» **SET TASK**
Each entry needs to be restated exactly as written.
Begin RAW DATA
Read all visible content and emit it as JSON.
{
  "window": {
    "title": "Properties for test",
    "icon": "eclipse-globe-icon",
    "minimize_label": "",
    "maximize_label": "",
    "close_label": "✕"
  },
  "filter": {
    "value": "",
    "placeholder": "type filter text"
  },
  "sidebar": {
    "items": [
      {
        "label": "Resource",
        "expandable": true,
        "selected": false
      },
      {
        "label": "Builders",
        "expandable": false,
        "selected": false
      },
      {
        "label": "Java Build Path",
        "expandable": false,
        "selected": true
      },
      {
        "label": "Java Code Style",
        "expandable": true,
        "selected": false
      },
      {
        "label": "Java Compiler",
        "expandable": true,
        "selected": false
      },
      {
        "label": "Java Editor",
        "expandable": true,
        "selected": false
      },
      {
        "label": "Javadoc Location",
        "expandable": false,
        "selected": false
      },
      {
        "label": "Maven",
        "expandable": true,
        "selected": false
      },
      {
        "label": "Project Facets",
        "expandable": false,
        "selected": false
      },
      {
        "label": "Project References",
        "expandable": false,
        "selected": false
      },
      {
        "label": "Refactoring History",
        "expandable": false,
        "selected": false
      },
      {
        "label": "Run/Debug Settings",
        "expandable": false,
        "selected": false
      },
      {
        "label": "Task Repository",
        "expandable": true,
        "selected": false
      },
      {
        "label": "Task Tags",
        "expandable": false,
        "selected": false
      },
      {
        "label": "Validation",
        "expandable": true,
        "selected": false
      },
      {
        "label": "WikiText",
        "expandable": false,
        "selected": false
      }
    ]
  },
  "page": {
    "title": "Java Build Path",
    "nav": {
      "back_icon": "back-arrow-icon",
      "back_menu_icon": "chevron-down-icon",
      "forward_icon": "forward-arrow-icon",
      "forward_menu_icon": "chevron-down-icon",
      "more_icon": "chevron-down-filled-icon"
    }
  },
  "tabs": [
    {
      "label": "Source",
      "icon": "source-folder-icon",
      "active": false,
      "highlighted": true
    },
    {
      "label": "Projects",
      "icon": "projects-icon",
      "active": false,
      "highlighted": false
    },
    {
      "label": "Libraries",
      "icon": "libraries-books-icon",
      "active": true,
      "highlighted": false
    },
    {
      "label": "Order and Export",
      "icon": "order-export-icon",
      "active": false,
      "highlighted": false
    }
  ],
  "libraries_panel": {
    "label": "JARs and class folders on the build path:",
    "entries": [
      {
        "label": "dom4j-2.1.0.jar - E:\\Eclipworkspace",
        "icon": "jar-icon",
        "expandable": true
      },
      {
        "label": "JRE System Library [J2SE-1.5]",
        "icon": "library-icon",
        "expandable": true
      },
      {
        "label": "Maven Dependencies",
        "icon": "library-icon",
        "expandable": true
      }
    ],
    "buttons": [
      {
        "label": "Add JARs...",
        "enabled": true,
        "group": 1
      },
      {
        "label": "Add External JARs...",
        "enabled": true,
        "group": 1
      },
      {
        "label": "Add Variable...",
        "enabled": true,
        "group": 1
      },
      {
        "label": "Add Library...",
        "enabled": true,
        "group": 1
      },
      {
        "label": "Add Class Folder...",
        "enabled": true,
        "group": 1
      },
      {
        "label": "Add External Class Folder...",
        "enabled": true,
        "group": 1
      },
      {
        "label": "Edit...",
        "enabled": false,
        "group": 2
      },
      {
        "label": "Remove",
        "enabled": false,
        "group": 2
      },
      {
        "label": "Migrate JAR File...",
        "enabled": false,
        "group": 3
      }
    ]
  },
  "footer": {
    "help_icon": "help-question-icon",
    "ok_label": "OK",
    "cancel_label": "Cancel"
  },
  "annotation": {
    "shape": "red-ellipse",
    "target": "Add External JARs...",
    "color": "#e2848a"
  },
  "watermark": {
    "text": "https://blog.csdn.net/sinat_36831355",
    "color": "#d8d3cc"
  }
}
End RAW DATA
» **THE RESPONSE**
Read all visible content and emit it as JSON.
{
  "window": {
    "title": "Properties for test",
    "icon": "eclipse-globe-icon",
    "minimize_label": "",
    "maximize_label": "",
    "close_label": "✕"
  },
  "filter": {
    "value": "",
    "placeholder": "type filter text"
  },
  "sidebar": {
    "items": [
      {
        "label": "Resource",
        "expandable": true,
        "selected": false
      },
      {
        "label": "Builders",
        "expandable": false,
        "selected": false
      },
      {
        "label": "Java Build Path",
        "expandable": false,
        "selected": true
      },
      {
        "label": "Java Code Style",
        "expandable": true,
        "selected": false
      },
      {
        "label": "Java Compiler",
        "expandable": true,
        "selected": false
      },
      {
        "label": "Java Editor",
        "expandable": true,
        "selected": false
      },
      {
        "label": "Javadoc Location",
        "expandable": false,
        "selected": false
      },
      {
        "label": "Maven",
        "expandable": true,
        "selected": false
      },
      {
        "label": "Project Facets",
        "expandable": false,
        "selected": false
      },
      {
        "label": "Project References",
        "expandable": false,
        "selected": false
      },
      {
        "label": "Refactoring History",
        "expandable": false,
        "selected": false
      },
      {
        "label": "Run/Debug Settings",
        "expandable": false,
        "selected": false
      },
      {
        "label": "Task Repository",
        "expandable": true,
        "selected": false
      },
      {
        "label": "Task Tags",
        "expandable": false,
        "selected": false
      },
      {
        "label": "Validation",
        "expandable": true,
        "selected": false
      },
      {
        "label": "WikiText",
        "expandable": false,
        "selected": false
      }
    ]
  },
  "page": {
    "title": "Java Build Path",
    "nav": {
      "back_icon": "back-arrow-icon",
      "back_menu_icon": "chevron-down-icon",
      "forward_icon": "forward-arrow-icon",
      "forward_menu_icon": "chevron-down-icon",
      "more_icon": "chevron-down-filled-icon"
    }
  },
  "tabs": [
    {
      "label": "Source",
      "icon": "source-folder-icon",
      "active": false,
      "highlighted": true
    },
    {
      "label": "Projects",
      "icon": "projects-icon",
      "active": false,
      "highlighted": false
    },
    {
      "label": "Libraries",
      "icon": "libraries-books-icon",
      "active": true,
      "highlighted": false
    },
    {
      "label": "Order and Export",
      "icon": "order-export-icon",
      "active": false,
      "highlighted": false
    }
  ],
  "libraries_panel": {
    "label": "JARs and class folders on the build path:",
    "entries": [
      {
        "label": "dom4j-2.1.0.jar - E:\\Eclipworkspace",
        "icon": "jar-icon",
        "expandable": true
      },
      {
        "label": "JRE System Library [J2SE-1.5]",
        "icon": "library-icon",
        "expandable": true
      },
      {
        "label": "Maven Dependencies",
        "icon": "library-icon",
        "expandable": true
      }
    ],
    "buttons": [
      {
        "label": "Add JARs...",
        "enabled": true,
        "group": 1
      },
      {
        "label": "Add External JARs...",
        "enabled": true,
        "group": 1
      },
      {
        "label": "Add Variable...",
        "enabled": true,
        "group": 1
      },
      {
        "label": "Add Library...",
        "enabled": true,
        "group": 1
      },
      {
        "label": "Add Class Folder...",
        "enabled": true,
        "group": 1
      },
      {
        "label": "Add External Class Folder...",
        "enabled": true,
        "group": 1
      },
      {
        "label": "Edit...",
        "enabled": false,
        "group": 2
      },
      {
        "label": "Remove",
        "enabled": false,
        "group": 2
      },
      {
        "label": "Migrate JAR File...",
        "enabled": false,
        "group": 3
      }
    ]
  },
  "footer": {
    "help_icon": "help-question-icon",
    "ok_label": "OK",
    "cancel_label": "Cancel"
  },
  "annotation": {
    "shape": "red-ellipse",
    "target": "Add External JARs...",
    "color": "#e2848a"
  },
  "watermark": {
    "text": "https://blog.csdn.net/sinat_36831355",
    "color": "#d8d3cc"
  }
}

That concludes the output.